A block of data:
::::::

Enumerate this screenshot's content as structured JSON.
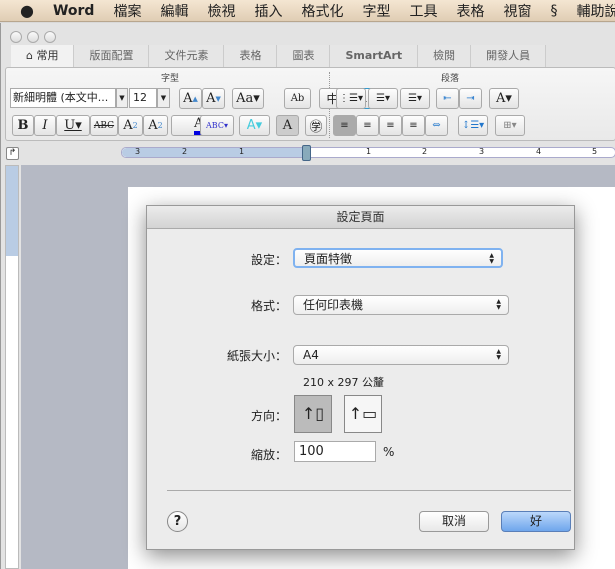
{
  "menubar": {
    "app": "Word",
    "items": [
      "檔案",
      "編輯",
      "檢視",
      "插入",
      "格式化",
      "字型",
      "工具",
      "表格",
      "視窗",
      "輔助說"
    ]
  },
  "ribbon": {
    "tabs": [
      "常用",
      "版面配置",
      "文件元素",
      "表格",
      "圖表",
      "SmartArt",
      "檢閱",
      "開發人員"
    ],
    "font_group": "字型",
    "paragraph_group": "段落",
    "font_name": "新細明體 (本文中...",
    "font_size": "12"
  },
  "ruler": {
    "ticks": [
      "3",
      "2",
      "1",
      "1",
      "2",
      "3",
      "4",
      "5"
    ]
  },
  "dialog": {
    "title": "設定頁面",
    "settings_label": "設定：",
    "settings_value": "頁面特徵",
    "format_label": "格式：",
    "format_value": "任何印表機",
    "paper_label": "紙張大小：",
    "paper_value": "A4",
    "paper_dims": "210 x 297 公釐",
    "orientation_label": "方向：",
    "scale_label": "縮放：",
    "scale_value": "100",
    "percent": "%",
    "help": "?",
    "cancel": "取消",
    "ok": "好",
    "accent": "#7fb2f0"
  }
}
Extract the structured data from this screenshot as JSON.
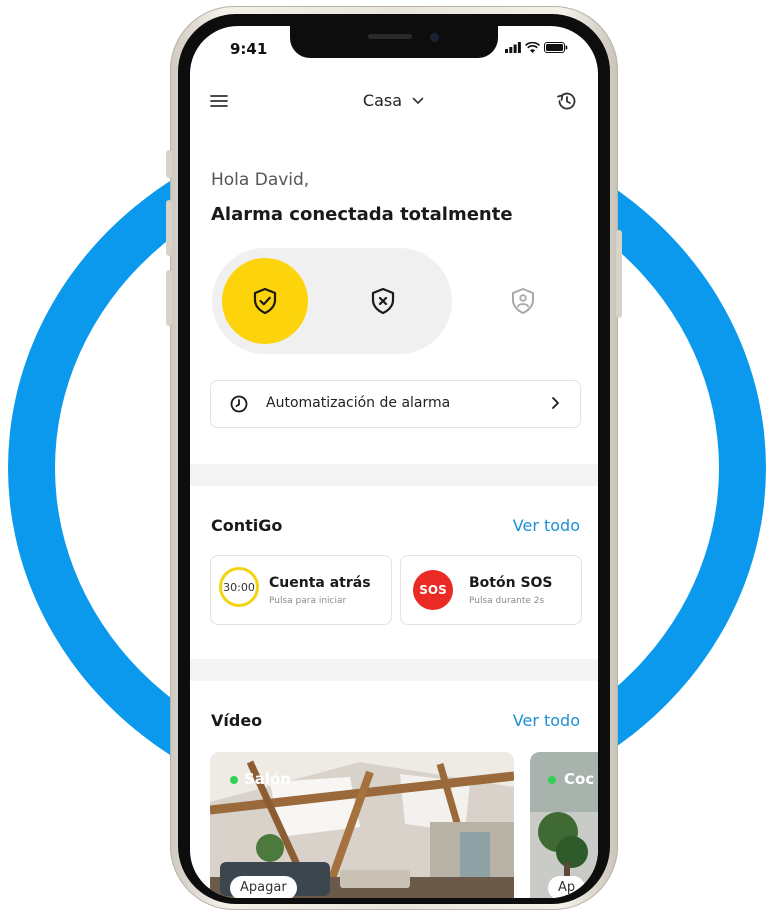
{
  "status_bar": {
    "time": "9:41"
  },
  "header": {
    "location": "Casa",
    "menu_icon": "hamburger-icon",
    "history_icon": "history-icon"
  },
  "greeting": "Hola David,",
  "alarm_status": "Alarma conectada totalmente",
  "modes": [
    {
      "id": "armed",
      "icon": "shield-check-icon",
      "active": true
    },
    {
      "id": "disarmed",
      "icon": "shield-x-icon",
      "active": false
    },
    {
      "id": "home",
      "icon": "shield-person-icon",
      "active": false
    }
  ],
  "automation": {
    "label": "Automatización de alarma"
  },
  "contigo": {
    "title": "ContiGo",
    "see_all": "Ver todo",
    "cards": [
      {
        "badge": "30:00",
        "title": "Cuenta atrás",
        "subtitle": "Pulsa para iniciar"
      },
      {
        "badge": "SOS",
        "title": "Botón SOS",
        "subtitle": "Pulsa durante 2s"
      }
    ]
  },
  "video": {
    "title": "Vídeo",
    "see_all": "Ver todo",
    "cameras": [
      {
        "name": "Salón",
        "action": "Apagar",
        "online": true
      },
      {
        "name": "Coc",
        "action": "Ap",
        "online": true
      }
    ]
  },
  "colors": {
    "brand_blue": "#0a99ec",
    "accent_yellow": "#fdd30c",
    "sos_red": "#ea2a25",
    "link_blue": "#1c8fd6"
  }
}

::::::

■ GOAL OF THE EXERCISE ■
Pictures in the records above should not be copied. Repeat everything else exactly.

■ THE RESULT ■
Enumerate this screenshot's content as structured JSON.
{
  "menubar": {
    "app": "Word",
    "items": [
      "檔案",
      "編輯",
      "檢視",
      "插入",
      "格式化",
      "字型",
      "工具",
      "表格",
      "視窗",
      "輔助說"
    ]
  },
  "ribbon": {
    "tabs": [
      "常用",
      "版面配置",
      "文件元素",
      "表格",
      "圖表",
      "SmartArt",
      "檢閱",
      "開發人員"
    ],
    "font_group": "字型",
    "paragraph_group": "段落",
    "font_name": "新細明體 (本文中...",
    "font_size": "12"
  },
  "ruler": {
    "ticks": [
      "3",
      "2",
      "1",
      "1",
      "2",
      "3",
      "4",
      "5"
    ]
  },
  "dialog": {
    "title": "設定頁面",
    "settings_label": "設定：",
    "settings_value": "頁面特徵",
    "format_label": "格式：",
    "format_value": "任何印表機",
    "paper_label": "紙張大小：",
    "paper_value": "A4",
    "paper_dims": "210 x 297 公釐",
    "orientation_label": "方向：",
    "scale_label": "縮放：",
    "scale_value": "100",
    "percent": "%",
    "help": "?",
    "cancel": "取消",
    "ok": "好",
    "accent": "#7fb2f0"
  }
}
Extract the structured data from this screenshot as JSON.
{
  "status_bar": {
    "time": "9:41"
  },
  "header": {
    "location": "Casa",
    "menu_icon": "hamburger-icon",
    "history_icon": "history-icon"
  },
  "greeting": "Hola David,",
  "alarm_status": "Alarma conectada totalmente",
  "modes": [
    {
      "id": "armed",
      "icon": "shield-check-icon",
      "active": true
    },
    {
      "id": "disarmed",
      "icon": "shield-x-icon",
      "active": false
    },
    {
      "id": "home",
      "icon": "shield-person-icon",
      "active": false
    }
  ],
  "automation": {
    "label": "Automatización de alarma"
  },
  "contigo": {
    "title": "ContiGo",
    "see_all": "Ver todo",
    "cards": [
      {
        "badge": "30:00",
        "title": "Cuenta atrás",
        "subtitle": "Pulsa para iniciar"
      },
      {
        "badge": "SOS",
        "title": "Botón SOS",
        "subtitle": "Pulsa durante 2s"
      }
    ]
  },
  "video": {
    "title": "Vídeo",
    "see_all": "Ver todo",
    "cameras": [
      {
        "name": "Salón",
        "action": "Apagar",
        "online": true
      },
      {
        "name": "Coc",
        "action": "Ap",
        "online": true
      }
    ]
  },
  "colors": {
    "brand_blue": "#0a99ec",
    "accent_yellow": "#fdd30c",
    "sos_red": "#ea2a25",
    "link_blue": "#1c8fd6"
  }
}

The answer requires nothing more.